● **Stored items**
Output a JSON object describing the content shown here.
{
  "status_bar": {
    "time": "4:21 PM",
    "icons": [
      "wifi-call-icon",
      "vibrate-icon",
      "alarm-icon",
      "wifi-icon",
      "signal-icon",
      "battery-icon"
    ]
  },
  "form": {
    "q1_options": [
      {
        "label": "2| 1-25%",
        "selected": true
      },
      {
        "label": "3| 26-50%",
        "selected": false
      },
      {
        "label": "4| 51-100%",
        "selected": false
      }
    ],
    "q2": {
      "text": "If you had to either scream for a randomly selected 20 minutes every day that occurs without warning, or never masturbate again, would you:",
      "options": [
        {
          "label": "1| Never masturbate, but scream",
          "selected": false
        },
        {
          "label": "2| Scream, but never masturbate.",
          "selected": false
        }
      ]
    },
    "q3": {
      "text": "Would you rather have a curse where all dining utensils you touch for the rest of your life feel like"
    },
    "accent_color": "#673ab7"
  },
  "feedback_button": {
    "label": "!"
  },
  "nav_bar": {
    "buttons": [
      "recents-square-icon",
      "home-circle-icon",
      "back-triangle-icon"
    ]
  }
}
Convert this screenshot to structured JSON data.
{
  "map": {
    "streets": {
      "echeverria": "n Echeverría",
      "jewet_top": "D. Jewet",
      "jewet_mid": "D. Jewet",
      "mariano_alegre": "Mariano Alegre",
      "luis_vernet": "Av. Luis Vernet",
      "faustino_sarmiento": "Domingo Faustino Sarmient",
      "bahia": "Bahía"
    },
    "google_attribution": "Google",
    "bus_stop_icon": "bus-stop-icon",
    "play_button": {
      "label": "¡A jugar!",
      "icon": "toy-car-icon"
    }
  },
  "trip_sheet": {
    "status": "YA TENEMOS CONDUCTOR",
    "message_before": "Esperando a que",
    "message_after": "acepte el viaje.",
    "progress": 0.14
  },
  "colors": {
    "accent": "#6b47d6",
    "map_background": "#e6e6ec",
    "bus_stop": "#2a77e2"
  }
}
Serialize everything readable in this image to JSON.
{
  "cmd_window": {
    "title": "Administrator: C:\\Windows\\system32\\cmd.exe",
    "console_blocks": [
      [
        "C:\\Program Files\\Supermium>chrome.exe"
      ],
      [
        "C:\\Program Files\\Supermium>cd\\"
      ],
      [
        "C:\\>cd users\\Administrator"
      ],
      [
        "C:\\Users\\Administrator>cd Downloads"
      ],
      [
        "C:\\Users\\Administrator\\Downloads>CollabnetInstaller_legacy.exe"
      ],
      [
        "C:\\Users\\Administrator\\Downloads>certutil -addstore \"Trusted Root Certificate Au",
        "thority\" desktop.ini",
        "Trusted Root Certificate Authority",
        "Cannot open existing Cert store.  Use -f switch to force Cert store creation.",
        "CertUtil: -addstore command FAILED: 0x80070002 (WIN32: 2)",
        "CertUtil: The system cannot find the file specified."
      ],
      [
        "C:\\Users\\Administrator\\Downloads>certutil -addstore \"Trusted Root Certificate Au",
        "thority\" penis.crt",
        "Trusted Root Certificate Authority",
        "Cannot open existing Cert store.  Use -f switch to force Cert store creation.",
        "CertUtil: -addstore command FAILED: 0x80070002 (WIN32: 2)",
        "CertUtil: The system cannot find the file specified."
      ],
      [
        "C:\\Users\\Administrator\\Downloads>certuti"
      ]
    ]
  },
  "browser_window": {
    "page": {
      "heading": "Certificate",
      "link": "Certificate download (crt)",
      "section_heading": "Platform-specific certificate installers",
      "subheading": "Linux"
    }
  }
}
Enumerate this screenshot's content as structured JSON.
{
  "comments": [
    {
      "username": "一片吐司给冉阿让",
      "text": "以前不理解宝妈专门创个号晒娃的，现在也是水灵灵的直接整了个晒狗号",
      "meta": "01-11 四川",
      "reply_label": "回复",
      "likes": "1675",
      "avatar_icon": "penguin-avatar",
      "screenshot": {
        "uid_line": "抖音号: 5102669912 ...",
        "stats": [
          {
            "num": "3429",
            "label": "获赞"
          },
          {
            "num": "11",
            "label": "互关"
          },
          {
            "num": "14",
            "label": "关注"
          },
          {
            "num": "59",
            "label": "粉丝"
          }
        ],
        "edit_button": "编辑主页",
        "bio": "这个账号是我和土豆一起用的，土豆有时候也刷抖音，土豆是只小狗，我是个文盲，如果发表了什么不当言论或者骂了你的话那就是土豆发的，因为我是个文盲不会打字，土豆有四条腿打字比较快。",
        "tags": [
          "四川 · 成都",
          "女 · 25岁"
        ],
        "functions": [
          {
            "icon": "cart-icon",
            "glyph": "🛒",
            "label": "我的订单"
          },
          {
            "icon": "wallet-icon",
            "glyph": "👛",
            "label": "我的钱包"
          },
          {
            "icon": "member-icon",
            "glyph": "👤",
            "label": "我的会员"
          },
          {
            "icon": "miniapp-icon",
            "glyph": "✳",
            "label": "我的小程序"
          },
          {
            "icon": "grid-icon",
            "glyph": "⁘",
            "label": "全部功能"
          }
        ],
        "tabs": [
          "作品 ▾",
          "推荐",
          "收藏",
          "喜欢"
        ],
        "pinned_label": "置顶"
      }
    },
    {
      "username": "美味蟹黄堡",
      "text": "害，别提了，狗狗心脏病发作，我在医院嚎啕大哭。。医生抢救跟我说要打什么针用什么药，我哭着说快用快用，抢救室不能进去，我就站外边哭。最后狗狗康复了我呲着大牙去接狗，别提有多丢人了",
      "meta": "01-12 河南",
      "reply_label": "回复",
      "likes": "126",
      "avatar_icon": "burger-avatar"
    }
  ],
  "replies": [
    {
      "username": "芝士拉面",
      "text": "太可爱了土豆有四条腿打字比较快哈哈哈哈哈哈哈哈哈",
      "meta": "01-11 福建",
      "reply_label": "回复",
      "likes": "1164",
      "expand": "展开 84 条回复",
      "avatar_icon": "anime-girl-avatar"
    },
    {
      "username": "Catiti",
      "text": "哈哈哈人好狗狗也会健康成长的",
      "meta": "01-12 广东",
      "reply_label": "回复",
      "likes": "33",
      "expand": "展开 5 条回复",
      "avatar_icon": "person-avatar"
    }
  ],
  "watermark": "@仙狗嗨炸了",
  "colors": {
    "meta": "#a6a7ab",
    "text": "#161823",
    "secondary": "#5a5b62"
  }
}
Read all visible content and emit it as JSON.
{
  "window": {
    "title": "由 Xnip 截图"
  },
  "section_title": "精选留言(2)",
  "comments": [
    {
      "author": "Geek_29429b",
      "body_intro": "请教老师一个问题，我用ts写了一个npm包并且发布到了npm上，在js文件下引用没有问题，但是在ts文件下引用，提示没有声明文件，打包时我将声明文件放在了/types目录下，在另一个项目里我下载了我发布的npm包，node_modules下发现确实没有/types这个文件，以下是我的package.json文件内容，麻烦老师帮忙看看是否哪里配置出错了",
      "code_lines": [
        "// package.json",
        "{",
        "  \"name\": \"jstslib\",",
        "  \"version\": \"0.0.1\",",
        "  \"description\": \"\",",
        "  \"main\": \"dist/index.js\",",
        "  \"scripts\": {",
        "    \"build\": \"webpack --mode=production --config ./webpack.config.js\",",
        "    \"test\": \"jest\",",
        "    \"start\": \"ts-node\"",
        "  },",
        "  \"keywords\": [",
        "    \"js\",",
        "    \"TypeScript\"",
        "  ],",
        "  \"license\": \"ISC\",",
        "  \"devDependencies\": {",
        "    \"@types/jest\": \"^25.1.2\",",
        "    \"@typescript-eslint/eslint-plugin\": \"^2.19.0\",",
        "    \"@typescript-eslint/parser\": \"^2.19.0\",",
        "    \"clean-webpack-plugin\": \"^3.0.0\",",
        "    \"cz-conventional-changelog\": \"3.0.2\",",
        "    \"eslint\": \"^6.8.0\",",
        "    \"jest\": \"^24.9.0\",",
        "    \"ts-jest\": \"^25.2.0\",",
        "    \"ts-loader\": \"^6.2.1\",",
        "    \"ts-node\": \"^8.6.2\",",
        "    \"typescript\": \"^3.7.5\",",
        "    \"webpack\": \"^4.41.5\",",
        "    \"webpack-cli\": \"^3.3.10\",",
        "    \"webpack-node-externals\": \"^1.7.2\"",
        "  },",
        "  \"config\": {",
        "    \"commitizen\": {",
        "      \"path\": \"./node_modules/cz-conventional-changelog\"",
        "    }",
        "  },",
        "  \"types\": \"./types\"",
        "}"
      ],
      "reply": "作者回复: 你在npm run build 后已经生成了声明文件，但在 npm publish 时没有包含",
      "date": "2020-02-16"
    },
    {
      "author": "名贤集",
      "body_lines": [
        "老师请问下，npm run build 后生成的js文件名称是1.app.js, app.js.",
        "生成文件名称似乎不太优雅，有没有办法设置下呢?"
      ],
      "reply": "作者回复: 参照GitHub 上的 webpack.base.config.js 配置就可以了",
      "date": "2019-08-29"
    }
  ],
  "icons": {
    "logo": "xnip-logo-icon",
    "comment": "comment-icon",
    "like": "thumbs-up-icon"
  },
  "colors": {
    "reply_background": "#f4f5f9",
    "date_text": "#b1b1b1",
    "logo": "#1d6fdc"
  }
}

● **TASK TO COMPLETE**
Identify every line above with the string "作者回复" in it. Copy those lines.

● **ANSWER TO THE EXERCISE**
      "reply": "作者回复: 你在npm run build 后已经生成了声明文件，但在 npm publish 时没有包含",
      "reply": "作者回复: 参照GitHub 上的 webpack.base.config.js 配置就可以了",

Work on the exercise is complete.